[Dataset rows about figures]
§ §

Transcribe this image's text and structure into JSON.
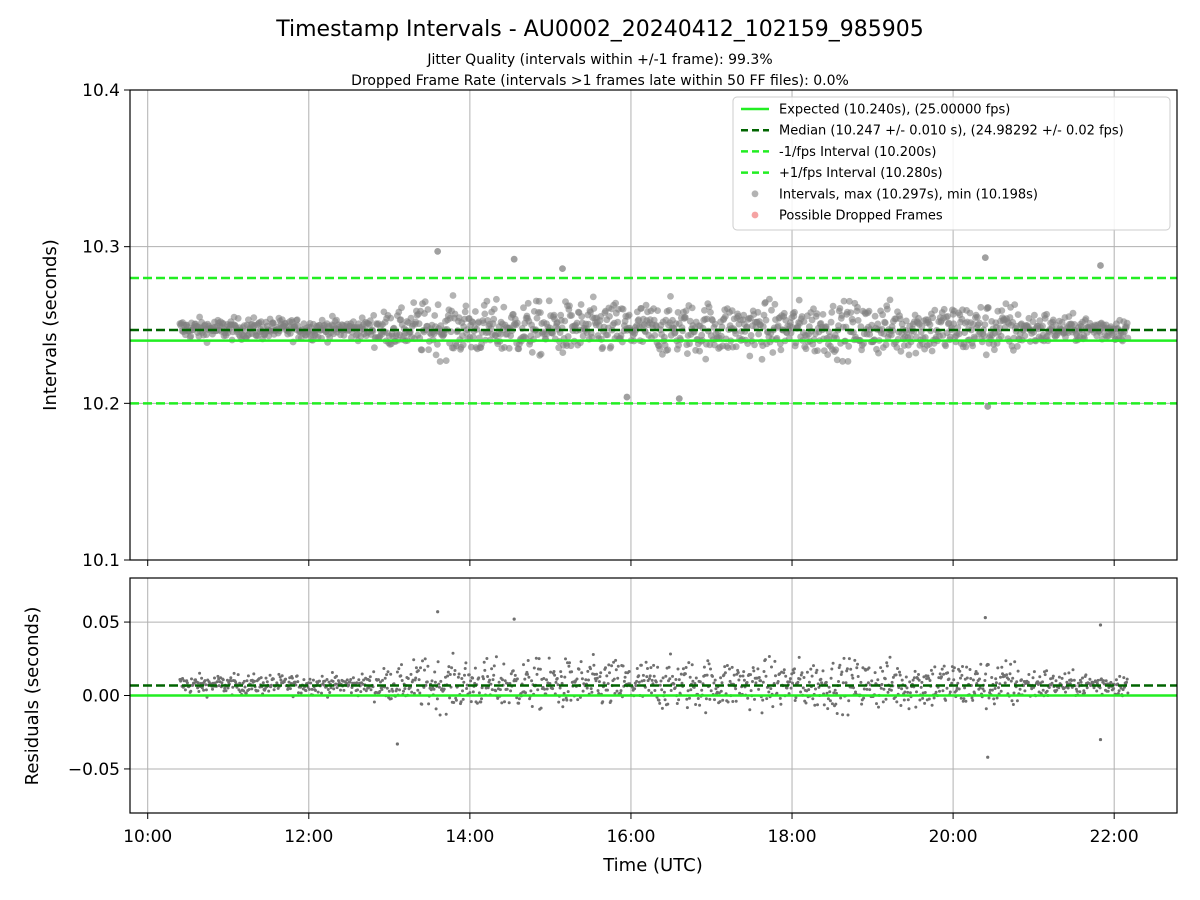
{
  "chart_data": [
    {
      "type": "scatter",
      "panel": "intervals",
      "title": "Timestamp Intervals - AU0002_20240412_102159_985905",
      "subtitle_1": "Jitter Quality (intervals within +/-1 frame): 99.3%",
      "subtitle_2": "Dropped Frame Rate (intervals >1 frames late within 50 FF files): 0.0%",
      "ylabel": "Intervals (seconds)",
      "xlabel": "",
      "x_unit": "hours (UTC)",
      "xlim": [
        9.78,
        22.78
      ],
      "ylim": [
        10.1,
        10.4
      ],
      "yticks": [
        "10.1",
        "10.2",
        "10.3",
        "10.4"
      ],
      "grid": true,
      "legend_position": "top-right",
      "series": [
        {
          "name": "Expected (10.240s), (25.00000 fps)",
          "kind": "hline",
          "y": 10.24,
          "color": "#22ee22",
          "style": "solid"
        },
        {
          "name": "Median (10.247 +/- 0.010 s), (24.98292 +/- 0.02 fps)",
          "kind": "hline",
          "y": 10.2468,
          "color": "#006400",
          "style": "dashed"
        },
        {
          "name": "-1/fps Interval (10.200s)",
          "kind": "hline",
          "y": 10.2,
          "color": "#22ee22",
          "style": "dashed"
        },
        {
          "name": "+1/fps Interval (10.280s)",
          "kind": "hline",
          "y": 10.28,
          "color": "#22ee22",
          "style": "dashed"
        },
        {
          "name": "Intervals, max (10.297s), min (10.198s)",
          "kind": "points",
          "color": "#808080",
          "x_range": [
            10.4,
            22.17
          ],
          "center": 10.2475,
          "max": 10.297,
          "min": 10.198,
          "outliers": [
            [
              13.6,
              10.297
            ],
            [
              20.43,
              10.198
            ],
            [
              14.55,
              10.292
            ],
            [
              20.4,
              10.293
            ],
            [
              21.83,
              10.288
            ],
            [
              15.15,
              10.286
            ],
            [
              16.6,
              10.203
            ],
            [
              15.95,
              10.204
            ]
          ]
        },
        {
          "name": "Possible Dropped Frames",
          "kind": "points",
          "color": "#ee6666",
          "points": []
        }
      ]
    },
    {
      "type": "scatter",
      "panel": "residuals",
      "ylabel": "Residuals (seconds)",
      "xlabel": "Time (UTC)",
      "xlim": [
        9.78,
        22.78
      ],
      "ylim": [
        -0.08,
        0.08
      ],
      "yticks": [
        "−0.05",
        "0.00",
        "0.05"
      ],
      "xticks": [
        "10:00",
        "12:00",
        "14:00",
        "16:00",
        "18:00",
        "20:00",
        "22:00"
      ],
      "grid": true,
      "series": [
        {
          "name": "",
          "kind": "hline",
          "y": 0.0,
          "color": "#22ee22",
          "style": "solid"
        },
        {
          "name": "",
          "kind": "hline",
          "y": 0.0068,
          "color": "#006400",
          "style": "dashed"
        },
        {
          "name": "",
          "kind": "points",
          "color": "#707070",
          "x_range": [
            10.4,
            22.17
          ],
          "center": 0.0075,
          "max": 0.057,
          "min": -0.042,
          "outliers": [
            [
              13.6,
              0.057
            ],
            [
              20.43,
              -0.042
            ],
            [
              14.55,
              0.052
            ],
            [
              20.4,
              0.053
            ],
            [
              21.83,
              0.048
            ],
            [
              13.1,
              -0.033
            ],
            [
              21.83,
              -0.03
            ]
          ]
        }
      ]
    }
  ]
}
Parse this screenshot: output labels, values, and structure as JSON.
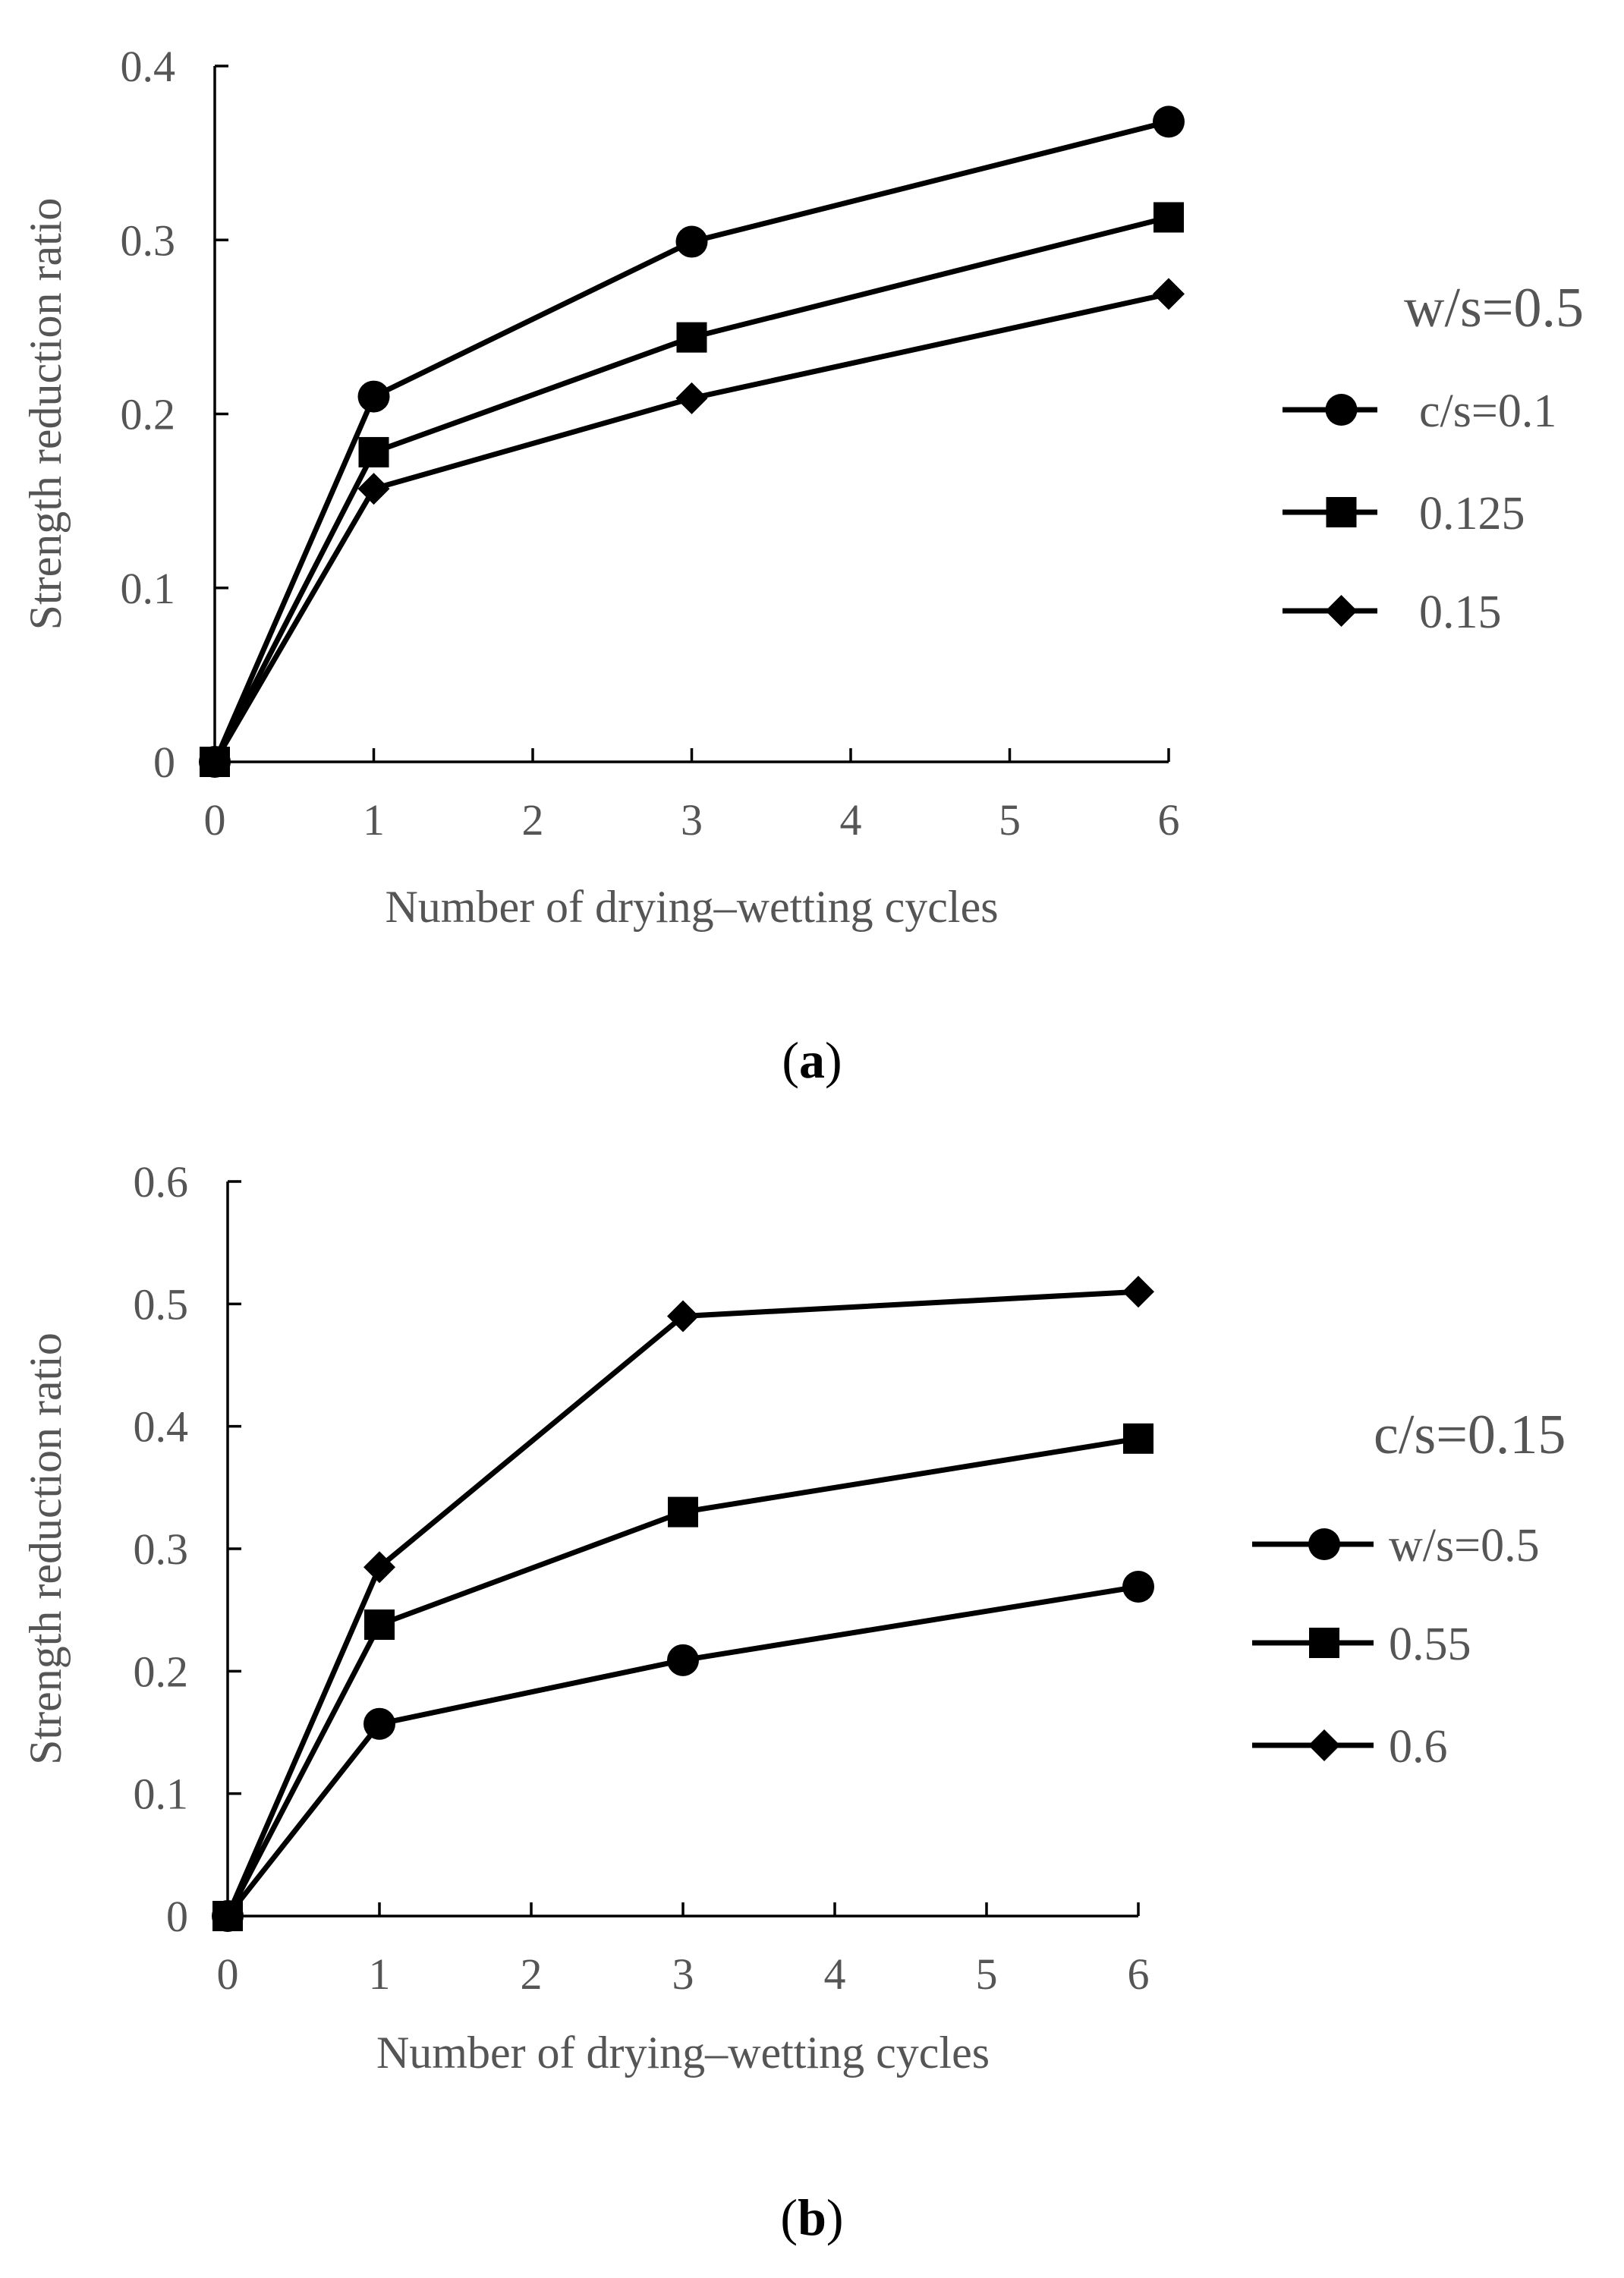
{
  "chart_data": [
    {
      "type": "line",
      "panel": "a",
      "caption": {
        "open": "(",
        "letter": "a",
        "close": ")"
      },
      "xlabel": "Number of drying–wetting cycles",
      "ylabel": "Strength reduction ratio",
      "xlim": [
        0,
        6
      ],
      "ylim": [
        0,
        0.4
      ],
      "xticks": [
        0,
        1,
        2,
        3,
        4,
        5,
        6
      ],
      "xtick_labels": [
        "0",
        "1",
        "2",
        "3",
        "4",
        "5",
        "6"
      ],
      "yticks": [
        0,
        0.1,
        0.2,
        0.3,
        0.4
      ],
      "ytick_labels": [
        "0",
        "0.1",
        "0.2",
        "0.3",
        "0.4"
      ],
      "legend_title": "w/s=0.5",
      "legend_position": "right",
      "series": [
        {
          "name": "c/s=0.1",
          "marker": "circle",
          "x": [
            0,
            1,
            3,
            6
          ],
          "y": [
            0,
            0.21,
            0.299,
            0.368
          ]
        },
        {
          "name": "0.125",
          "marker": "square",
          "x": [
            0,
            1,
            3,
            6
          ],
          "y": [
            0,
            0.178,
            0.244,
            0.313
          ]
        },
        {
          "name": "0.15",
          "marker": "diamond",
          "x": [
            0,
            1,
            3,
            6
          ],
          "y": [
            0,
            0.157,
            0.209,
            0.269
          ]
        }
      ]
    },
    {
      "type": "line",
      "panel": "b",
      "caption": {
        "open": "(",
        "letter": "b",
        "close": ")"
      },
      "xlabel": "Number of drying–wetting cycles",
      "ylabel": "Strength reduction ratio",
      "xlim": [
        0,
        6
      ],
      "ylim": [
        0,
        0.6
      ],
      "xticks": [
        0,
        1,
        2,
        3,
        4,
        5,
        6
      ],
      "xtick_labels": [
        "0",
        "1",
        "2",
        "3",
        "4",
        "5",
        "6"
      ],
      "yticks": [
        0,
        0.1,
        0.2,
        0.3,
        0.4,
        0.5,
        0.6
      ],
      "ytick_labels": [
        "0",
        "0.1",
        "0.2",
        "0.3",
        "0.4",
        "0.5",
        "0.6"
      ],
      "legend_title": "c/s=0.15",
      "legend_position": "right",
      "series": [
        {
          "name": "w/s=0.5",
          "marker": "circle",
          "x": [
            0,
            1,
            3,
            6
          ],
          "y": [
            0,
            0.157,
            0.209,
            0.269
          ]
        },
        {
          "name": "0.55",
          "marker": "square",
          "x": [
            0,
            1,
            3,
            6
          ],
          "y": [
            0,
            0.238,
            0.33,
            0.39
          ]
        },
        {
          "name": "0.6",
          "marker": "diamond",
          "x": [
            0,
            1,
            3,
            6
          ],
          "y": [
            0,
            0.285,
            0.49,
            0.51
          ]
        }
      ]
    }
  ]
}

§ §

Pictures in the records must not appear in the copy; transcribe everything else precisely.

Transcribe this image's text and structure into JSON.
{
  "chart_data": [
    {
      "type": "scatter",
      "panel": "intervals",
      "title": "Timestamp Intervals - AU0002_20240412_102159_985905",
      "subtitle_1": "Jitter Quality (intervals within +/-1 frame): 99.3%",
      "subtitle_2": "Dropped Frame Rate (intervals >1 frames late within 50 FF files): 0.0%",
      "ylabel": "Intervals (seconds)",
      "xlabel": "",
      "x_unit": "hours (UTC)",
      "xlim": [
        9.78,
        22.78
      ],
      "ylim": [
        10.1,
        10.4
      ],
      "yticks": [
        "10.1",
        "10.2",
        "10.3",
        "10.4"
      ],
      "grid": true,
      "legend_position": "top-right",
      "series": [
        {
          "name": "Expected (10.240s), (25.00000 fps)",
          "kind": "hline",
          "y": 10.24,
          "color": "#22ee22",
          "style": "solid"
        },
        {
          "name": "Median (10.247 +/- 0.010 s), (24.98292 +/- 0.02 fps)",
          "kind": "hline",
          "y": 10.2468,
          "color": "#006400",
          "style": "dashed"
        },
        {
          "name": "-1/fps Interval (10.200s)",
          "kind": "hline",
          "y": 10.2,
          "color": "#22ee22",
          "style": "dashed"
        },
        {
          "name": "+1/fps Interval (10.280s)",
          "kind": "hline",
          "y": 10.28,
          "color": "#22ee22",
          "style": "dashed"
        },
        {
          "name": "Intervals, max (10.297s), min (10.198s)",
          "kind": "points",
          "color": "#808080",
          "x_range": [
            10.4,
            22.17
          ],
          "center": 10.2475,
          "max": 10.297,
          "min": 10.198,
          "outliers": [
            [
              13.6,
              10.297
            ],
            [
              20.43,
              10.198
            ],
            [
              14.55,
              10.292
            ],
            [
              20.4,
              10.293
            ],
            [
              21.83,
              10.288
            ],
            [
              15.15,
              10.286
            ],
            [
              16.6,
              10.203
            ],
            [
              15.95,
              10.204
            ]
          ]
        },
        {
          "name": "Possible Dropped Frames",
          "kind": "points",
          "color": "#ee6666",
          "points": []
        }
      ]
    },
    {
      "type": "scatter",
      "panel": "residuals",
      "ylabel": "Residuals (seconds)",
      "xlabel": "Time (UTC)",
      "xlim": [
        9.78,
        22.78
      ],
      "ylim": [
        -0.08,
        0.08
      ],
      "yticks": [
        "−0.05",
        "0.00",
        "0.05"
      ],
      "xticks": [
        "10:00",
        "12:00",
        "14:00",
        "16:00",
        "18:00",
        "20:00",
        "22:00"
      ],
      "grid": true,
      "series": [
        {
          "name": "",
          "kind": "hline",
          "y": 0.0,
          "color": "#22ee22",
          "style": "solid"
        },
        {
          "name": "",
          "kind": "hline",
          "y": 0.0068,
          "color": "#006400",
          "style": "dashed"
        },
        {
          "name": "",
          "kind": "points",
          "color": "#707070",
          "x_range": [
            10.4,
            22.17
          ],
          "center": 0.0075,
          "max": 0.057,
          "min": -0.042,
          "outliers": [
            [
              13.6,
              0.057
            ],
            [
              20.43,
              -0.042
            ],
            [
              14.55,
              0.052
            ],
            [
              20.4,
              0.053
            ],
            [
              21.83,
              0.048
            ],
            [
              13.1,
              -0.033
            ],
            [
              21.83,
              -0.03
            ]
          ]
        }
      ]
    }
  ]
}
Parse this screenshot: output labels, values, and structure as JSON.
{
  "chart_data": [
    {
      "type": "line",
      "panel": "a",
      "caption": {
        "open": "(",
        "letter": "a",
        "close": ")"
      },
      "xlabel": "Number of drying–wetting cycles",
      "ylabel": "Strength reduction ratio",
      "xlim": [
        0,
        6
      ],
      "ylim": [
        0,
        0.4
      ],
      "xticks": [
        0,
        1,
        2,
        3,
        4,
        5,
        6
      ],
      "xtick_labels": [
        "0",
        "1",
        "2",
        "3",
        "4",
        "5",
        "6"
      ],
      "yticks": [
        0,
        0.1,
        0.2,
        0.3,
        0.4
      ],
      "ytick_labels": [
        "0",
        "0.1",
        "0.2",
        "0.3",
        "0.4"
      ],
      "legend_title": "w/s=0.5",
      "legend_position": "right",
      "series": [
        {
          "name": "c/s=0.1",
          "marker": "circle",
          "x": [
            0,
            1,
            3,
            6
          ],
          "y": [
            0,
            0.21,
            0.299,
            0.368
          ]
        },
        {
          "name": "0.125",
          "marker": "square",
          "x": [
            0,
            1,
            3,
            6
          ],
          "y": [
            0,
            0.178,
            0.244,
            0.313
          ]
        },
        {
          "name": "0.15",
          "marker": "diamond",
          "x": [
            0,
            1,
            3,
            6
          ],
          "y": [
            0,
            0.157,
            0.209,
            0.269
          ]
        }
      ]
    },
    {
      "type": "line",
      "panel": "b",
      "caption": {
        "open": "(",
        "letter": "b",
        "close": ")"
      },
      "xlabel": "Number of drying–wetting cycles",
      "ylabel": "Strength reduction ratio",
      "xlim": [
        0,
        6
      ],
      "ylim": [
        0,
        0.6
      ],
      "xticks": [
        0,
        1,
        2,
        3,
        4,
        5,
        6
      ],
      "xtick_labels": [
        "0",
        "1",
        "2",
        "3",
        "4",
        "5",
        "6"
      ],
      "yticks": [
        0,
        0.1,
        0.2,
        0.3,
        0.4,
        0.5,
        0.6
      ],
      "ytick_labels": [
        "0",
        "0.1",
        "0.2",
        "0.3",
        "0.4",
        "0.5",
        "0.6"
      ],
      "legend_title": "c/s=0.15",
      "legend_position": "right",
      "series": [
        {
          "name": "w/s=0.5",
          "marker": "circle",
          "x": [
            0,
            1,
            3,
            6
          ],
          "y": [
            0,
            0.157,
            0.209,
            0.269
          ]
        },
        {
          "name": "0.55",
          "marker": "square",
          "x": [
            0,
            1,
            3,
            6
          ],
          "y": [
            0,
            0.238,
            0.33,
            0.39
          ]
        },
        {
          "name": "0.6",
          "marker": "diamond",
          "x": [
            0,
            1,
            3,
            6
          ],
          "y": [
            0,
            0.285,
            0.49,
            0.51
          ]
        }
      ]
    }
  ]
}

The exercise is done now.